Extracts from a graphics dataset
☆ ☆ ☆ ☆ ☆
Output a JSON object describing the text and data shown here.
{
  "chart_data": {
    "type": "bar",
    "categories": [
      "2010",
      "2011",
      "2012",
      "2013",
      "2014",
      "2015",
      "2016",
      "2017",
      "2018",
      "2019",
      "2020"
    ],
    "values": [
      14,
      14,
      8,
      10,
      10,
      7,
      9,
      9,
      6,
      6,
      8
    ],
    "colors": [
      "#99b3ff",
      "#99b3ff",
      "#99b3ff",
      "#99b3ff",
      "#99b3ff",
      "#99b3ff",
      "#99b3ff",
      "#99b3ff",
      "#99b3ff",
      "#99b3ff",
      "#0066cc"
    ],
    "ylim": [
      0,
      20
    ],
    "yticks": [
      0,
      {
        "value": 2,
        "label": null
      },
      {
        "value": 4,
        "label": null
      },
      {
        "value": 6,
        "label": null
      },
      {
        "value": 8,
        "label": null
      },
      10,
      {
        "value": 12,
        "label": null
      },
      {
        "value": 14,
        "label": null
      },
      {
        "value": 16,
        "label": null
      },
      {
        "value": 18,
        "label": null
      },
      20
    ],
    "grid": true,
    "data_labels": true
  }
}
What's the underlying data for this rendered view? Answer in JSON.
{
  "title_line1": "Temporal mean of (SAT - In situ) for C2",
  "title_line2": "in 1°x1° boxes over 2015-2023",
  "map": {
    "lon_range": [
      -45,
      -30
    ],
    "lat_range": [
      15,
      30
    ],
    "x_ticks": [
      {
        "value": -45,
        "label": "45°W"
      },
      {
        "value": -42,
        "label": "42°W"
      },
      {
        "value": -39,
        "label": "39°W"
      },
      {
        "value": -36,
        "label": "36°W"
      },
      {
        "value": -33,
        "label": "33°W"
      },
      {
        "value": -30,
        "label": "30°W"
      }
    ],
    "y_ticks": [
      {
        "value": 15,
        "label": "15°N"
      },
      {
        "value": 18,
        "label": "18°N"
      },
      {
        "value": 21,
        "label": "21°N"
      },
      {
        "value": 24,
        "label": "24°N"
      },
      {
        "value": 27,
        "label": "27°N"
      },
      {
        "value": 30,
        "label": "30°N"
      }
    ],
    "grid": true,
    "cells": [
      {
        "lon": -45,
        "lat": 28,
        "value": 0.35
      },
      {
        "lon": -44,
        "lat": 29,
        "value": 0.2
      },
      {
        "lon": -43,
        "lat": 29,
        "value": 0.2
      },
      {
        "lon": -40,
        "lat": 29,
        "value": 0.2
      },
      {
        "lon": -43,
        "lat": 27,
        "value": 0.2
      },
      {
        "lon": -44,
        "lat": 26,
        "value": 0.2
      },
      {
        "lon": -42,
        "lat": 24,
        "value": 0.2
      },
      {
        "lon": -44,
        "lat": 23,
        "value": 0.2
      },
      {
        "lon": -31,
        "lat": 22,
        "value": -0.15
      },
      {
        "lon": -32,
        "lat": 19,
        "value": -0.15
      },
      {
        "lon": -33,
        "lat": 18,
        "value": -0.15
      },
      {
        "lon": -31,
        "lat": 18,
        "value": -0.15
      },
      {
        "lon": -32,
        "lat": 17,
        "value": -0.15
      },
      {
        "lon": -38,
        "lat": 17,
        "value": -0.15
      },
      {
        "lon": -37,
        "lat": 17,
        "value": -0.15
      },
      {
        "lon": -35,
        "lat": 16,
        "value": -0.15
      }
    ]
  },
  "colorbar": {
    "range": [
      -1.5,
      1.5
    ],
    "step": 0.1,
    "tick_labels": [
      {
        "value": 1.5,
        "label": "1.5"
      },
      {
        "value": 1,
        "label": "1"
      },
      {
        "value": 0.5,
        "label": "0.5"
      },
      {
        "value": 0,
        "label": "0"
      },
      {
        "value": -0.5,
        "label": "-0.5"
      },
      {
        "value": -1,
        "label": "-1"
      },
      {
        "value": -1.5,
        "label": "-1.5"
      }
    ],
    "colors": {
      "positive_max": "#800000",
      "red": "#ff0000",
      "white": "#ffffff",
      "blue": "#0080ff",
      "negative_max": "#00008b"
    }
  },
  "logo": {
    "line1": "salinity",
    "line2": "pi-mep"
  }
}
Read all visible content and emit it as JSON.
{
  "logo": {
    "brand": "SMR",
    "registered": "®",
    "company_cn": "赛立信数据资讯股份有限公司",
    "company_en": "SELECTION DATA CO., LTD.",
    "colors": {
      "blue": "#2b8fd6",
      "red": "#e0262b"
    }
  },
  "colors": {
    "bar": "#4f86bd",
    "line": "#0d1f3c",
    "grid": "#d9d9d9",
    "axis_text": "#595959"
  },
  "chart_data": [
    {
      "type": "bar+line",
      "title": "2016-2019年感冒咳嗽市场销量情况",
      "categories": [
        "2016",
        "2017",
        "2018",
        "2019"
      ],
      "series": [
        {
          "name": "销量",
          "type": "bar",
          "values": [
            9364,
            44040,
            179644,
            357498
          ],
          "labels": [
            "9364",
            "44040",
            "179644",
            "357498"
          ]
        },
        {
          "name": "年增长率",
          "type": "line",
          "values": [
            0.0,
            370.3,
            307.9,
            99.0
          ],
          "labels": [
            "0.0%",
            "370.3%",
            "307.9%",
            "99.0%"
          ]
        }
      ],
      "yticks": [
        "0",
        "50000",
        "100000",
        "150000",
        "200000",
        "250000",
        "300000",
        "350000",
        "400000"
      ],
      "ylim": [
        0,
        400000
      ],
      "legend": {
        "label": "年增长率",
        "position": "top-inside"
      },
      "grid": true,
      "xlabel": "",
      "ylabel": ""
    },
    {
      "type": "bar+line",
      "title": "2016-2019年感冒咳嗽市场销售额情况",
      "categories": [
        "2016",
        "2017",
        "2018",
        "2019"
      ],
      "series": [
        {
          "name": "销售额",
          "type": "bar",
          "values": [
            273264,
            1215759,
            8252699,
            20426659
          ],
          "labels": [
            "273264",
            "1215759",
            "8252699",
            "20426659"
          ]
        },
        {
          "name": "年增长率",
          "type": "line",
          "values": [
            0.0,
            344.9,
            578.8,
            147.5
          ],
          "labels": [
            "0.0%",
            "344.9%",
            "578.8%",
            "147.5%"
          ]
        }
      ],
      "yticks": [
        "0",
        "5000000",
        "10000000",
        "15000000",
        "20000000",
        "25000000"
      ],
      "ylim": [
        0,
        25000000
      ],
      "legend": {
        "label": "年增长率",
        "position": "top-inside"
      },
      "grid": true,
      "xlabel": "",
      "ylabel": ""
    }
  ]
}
☆ ☆ ☆ ☆ ☆
Go through the records and print each one exactly.

▶ Solution for this exercise
Output a JSON object describing the text and data shown here.
{
  "chart_data": {
    "type": "bar",
    "categories": [
      "2010",
      "2011",
      "2012",
      "2013",
      "2014",
      "2015",
      "2016",
      "2017",
      "2018",
      "2019",
      "2020"
    ],
    "values": [
      14,
      14,
      8,
      10,
      10,
      7,
      9,
      9,
      6,
      6,
      8
    ],
    "colors": [
      "#99b3ff",
      "#99b3ff",
      "#99b3ff",
      "#99b3ff",
      "#99b3ff",
      "#99b3ff",
      "#99b3ff",
      "#99b3ff",
      "#99b3ff",
      "#99b3ff",
      "#0066cc"
    ],
    "ylim": [
      0,
      20
    ],
    "yticks": [
      0,
      {
        "value": 2,
        "label": null
      },
      {
        "value": 4,
        "label": null
      },
      {
        "value": 6,
        "label": null
      },
      {
        "value": 8,
        "label": null
      },
      10,
      {
        "value": 12,
        "label": null
      },
      {
        "value": 14,
        "label": null
      },
      {
        "value": 16,
        "label": null
      },
      {
        "value": 18,
        "label": null
      },
      20
    ],
    "grid": true,
    "data_labels": true
  }
}
What's the underlying data for this rendered view? Answer in JSON.
{
  "title_line1": "Temporal mean of (SAT - In situ) for C2",
  "title_line2": "in 1°x1° boxes over 2015-2023",
  "map": {
    "lon_range": [
      -45,
      -30
    ],
    "lat_range": [
      15,
      30
    ],
    "x_ticks": [
      {
        "value": -45,
        "label": "45°W"
      },
      {
        "value": -42,
        "label": "42°W"
      },
      {
        "value": -39,
        "label": "39°W"
      },
      {
        "value": -36,
        "label": "36°W"
      },
      {
        "value": -33,
        "label": "33°W"
      },
      {
        "value": -30,
        "label": "30°W"
      }
    ],
    "y_ticks": [
      {
        "value": 15,
        "label": "15°N"
      },
      {
        "value": 18,
        "label": "18°N"
      },
      {
        "value": 21,
        "label": "21°N"
      },
      {
        "value": 24,
        "label": "24°N"
      },
      {
        "value": 27,
        "label": "27°N"
      },
      {
        "value": 30,
        "label": "30°N"
      }
    ],
    "grid": true,
    "cells": [
      {
        "lon": -45,
        "lat": 28,
        "value": 0.35
      },
      {
        "lon": -44,
        "lat": 29,
        "value": 0.2
      },
      {
        "lon": -43,
        "lat": 29,
        "value": 0.2
      },
      {
        "lon": -40,
        "lat": 29,
        "value": 0.2
      },
      {
        "lon": -43,
        "lat": 27,
        "value": 0.2
      },
      {
        "lon": -44,
        "lat": 26,
        "value": 0.2
      },
      {
        "lon": -42,
        "lat": 24,
        "value": 0.2
      },
      {
        "lon": -44,
        "lat": 23,
        "value": 0.2
      },
      {
        "lon": -31,
        "lat": 22,
        "value": -0.15
      },
      {
        "lon": -32,
        "lat": 19,
        "value": -0.15
      },
      {
        "lon": -33,
        "lat": 18,
        "value": -0.15
      },
      {
        "lon": -31,
        "lat": 18,
        "value": -0.15
      },
      {
        "lon": -32,
        "lat": 17,
        "value": -0.15
      },
      {
        "lon": -38,
        "lat": 17,
        "value": -0.15
      },
      {
        "lon": -37,
        "lat": 17,
        "value": -0.15
      },
      {
        "lon": -35,
        "lat": 16,
        "value": -0.15
      }
    ]
  },
  "colorbar": {
    "range": [
      -1.5,
      1.5
    ],
    "step": 0.1,
    "tick_labels": [
      {
        "value": 1.5,
        "label": "1.5"
      },
      {
        "value": 1,
        "label": "1"
      },
      {
        "value": 0.5,
        "label": "0.5"
      },
      {
        "value": 0,
        "label": "0"
      },
      {
        "value": -0.5,
        "label": "-0.5"
      },
      {
        "value": -1,
        "label": "-1"
      },
      {
        "value": -1.5,
        "label": "-1.5"
      }
    ],
    "colors": {
      "positive_max": "#800000",
      "red": "#ff0000",
      "white": "#ffffff",
      "blue": "#0080ff",
      "negative_max": "#00008b"
    }
  },
  "logo": {
    "line1": "salinity",
    "line2": "pi-mep"
  }
}
Read all visible content and emit it as JSON.
{
  "logo": {
    "brand": "SMR",
    "registered": "®",
    "company_cn": "赛立信数据资讯股份有限公司",
    "company_en": "SELECTION DATA CO., LTD.",
    "colors": {
      "blue": "#2b8fd6",
      "red": "#e0262b"
    }
  },
  "colors": {
    "bar": "#4f86bd",
    "line": "#0d1f3c",
    "grid": "#d9d9d9",
    "axis_text": "#595959"
  },
  "chart_data": [
    {
      "type": "bar+line",
      "title": "2016-2019年感冒咳嗽市场销量情况",
      "categories": [
        "2016",
        "2017",
        "2018",
        "2019"
      ],
      "series": [
        {
          "name": "销量",
          "type": "bar",
          "values": [
            9364,
            44040,
            179644,
            357498
          ],
          "labels": [
            "9364",
            "44040",
            "179644",
            "357498"
          ]
        },
        {
          "name": "年增长率",
          "type": "line",
          "values": [
            0.0,
            370.3,
            307.9,
            99.0
          ],
          "labels": [
            "0.0%",
            "370.3%",
            "307.9%",
            "99.0%"
          ]
        }
      ],
      "yticks": [
        "0",
        "50000",
        "100000",
        "150000",
        "200000",
        "250000",
        "300000",
        "350000",
        "400000"
      ],
      "ylim": [
        0,
        400000
      ],
      "legend": {
        "label": "年增长率",
        "position": "top-inside"
      },
      "grid": true,
      "xlabel": "",
      "ylabel": ""
    },
    {
      "type": "bar+line",
      "title": "2016-2019年感冒咳嗽市场销售额情况",
      "categories": [
        "2016",
        "2017",
        "2018",
        "2019"
      ],
      "series": [
        {
          "name": "销售额",
          "type": "bar",
          "values": [
            273264,
            1215759,
            8252699,
            20426659
          ],
          "labels": [
            "273264",
            "1215759",
            "8252699",
            "20426659"
          ]
        },
        {
          "name": "年增长率",
          "type": "line",
          "values": [
            0.0,
            344.9,
            578.8,
            147.5
          ],
          "labels": [
            "0.0%",
            "344.9%",
            "578.8%",
            "147.5%"
          ]
        }
      ],
      "yticks": [
        "0",
        "5000000",
        "10000000",
        "15000000",
        "20000000",
        "25000000"
      ],
      "ylim": [
        0,
        25000000
      ],
      "legend": {
        "label": "年增长率",
        "position": "top-inside"
      },
      "grid": true,
      "xlabel": "",
      "ylabel": ""
    }
  ]
}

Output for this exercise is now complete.